■ Dataset entries ■
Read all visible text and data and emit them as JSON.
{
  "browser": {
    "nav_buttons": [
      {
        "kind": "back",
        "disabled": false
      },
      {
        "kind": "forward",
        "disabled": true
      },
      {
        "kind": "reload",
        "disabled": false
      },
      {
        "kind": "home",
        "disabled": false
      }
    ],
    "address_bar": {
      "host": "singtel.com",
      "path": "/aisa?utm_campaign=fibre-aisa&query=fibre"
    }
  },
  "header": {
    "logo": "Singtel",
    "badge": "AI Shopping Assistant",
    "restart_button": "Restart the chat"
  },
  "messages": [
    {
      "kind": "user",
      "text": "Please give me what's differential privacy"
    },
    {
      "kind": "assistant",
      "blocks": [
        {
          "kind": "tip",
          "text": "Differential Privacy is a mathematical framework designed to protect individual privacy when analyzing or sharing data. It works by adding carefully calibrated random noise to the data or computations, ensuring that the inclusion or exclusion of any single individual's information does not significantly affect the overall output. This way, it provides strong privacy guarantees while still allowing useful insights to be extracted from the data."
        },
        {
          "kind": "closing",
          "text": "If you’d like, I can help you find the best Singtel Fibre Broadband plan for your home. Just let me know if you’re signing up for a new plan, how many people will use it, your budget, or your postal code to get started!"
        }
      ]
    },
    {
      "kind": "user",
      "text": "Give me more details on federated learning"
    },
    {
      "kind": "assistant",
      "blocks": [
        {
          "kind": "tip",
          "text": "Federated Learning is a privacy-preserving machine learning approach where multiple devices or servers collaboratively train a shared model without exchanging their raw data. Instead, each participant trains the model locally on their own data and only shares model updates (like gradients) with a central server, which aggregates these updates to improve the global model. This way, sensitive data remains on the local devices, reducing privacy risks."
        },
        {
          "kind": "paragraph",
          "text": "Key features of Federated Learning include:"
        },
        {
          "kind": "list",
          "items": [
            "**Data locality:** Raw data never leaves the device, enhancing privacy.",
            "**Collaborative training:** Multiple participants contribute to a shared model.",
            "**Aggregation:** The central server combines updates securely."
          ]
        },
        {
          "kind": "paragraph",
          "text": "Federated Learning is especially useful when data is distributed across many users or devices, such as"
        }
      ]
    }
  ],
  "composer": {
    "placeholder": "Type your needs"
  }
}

■ What is expected ■
Your task is to repeat the data exactly, with nothing left out.

■ Answer ■
Read all visible text and data and emit them as JSON.
{
  "browser": {
    "nav_buttons": [
      {
        "kind": "back",
        "disabled": false
      },
      {
        "kind": "forward",
        "disabled": true
      },
      {
        "kind": "reload",
        "disabled": false
      },
      {
        "kind": "home",
        "disabled": false
      }
    ],
    "address_bar": {
      "host": "singtel.com",
      "path": "/aisa?utm_campaign=fibre-aisa&query=fibre"
    }
  },
  "header": {
    "logo": "Singtel",
    "badge": "AI Shopping Assistant",
    "restart_button": "Restart the chat"
  },
  "messages": [
    {
      "kind": "user",
      "text": "Please give me what's differential privacy"
    },
    {
      "kind": "assistant",
      "blocks": [
        {
          "kind": "tip",
          "text": "Differential Privacy is a mathematical framework designed to protect individual privacy when analyzing or sharing data. It works by adding carefully calibrated random noise to the data or computations, ensuring that the inclusion or exclusion of any single individual's information does not significantly affect the overall output. This way, it provides strong privacy guarantees while still allowing useful insights to be extracted from the data."
        },
        {
          "kind": "closing",
          "text": "If you’d like, I can help you find the best Singtel Fibre Broadband plan for your home. Just let me know if you’re signing up for a new plan, how many people will use it, your budget, or your postal code to get started!"
        }
      ]
    },
    {
      "kind": "user",
      "text": "Give me more details on federated learning"
    },
    {
      "kind": "assistant",
      "blocks": [
        {
          "kind": "tip",
          "text": "Federated Learning is a privacy-preserving machine learning approach where multiple devices or servers collaboratively train a shared model without exchanging their raw data. Instead, each participant trains the model locally on their own data and only shares model updates (like gradients) with a central server, which aggregates these updates to improve the global model. This way, sensitive data remains on the local devices, reducing privacy risks."
        },
        {
          "kind": "paragraph",
          "text": "Key features of Federated Learning include:"
        },
        {
          "kind": "list",
          "items": [
            "**Data locality:** Raw data never leaves the device, enhancing privacy.",
            "**Collaborative training:** Multiple participants contribute to a shared model.",
            "**Aggregation:** The central server combines updates securely."
          ]
        },
        {
          "kind": "paragraph",
          "text": "Federated Learning is especially useful when data is distributed across many users or devices, such as"
        }
      ]
    }
  ],
  "composer": {
    "placeholder": "Type your needs"
  }
}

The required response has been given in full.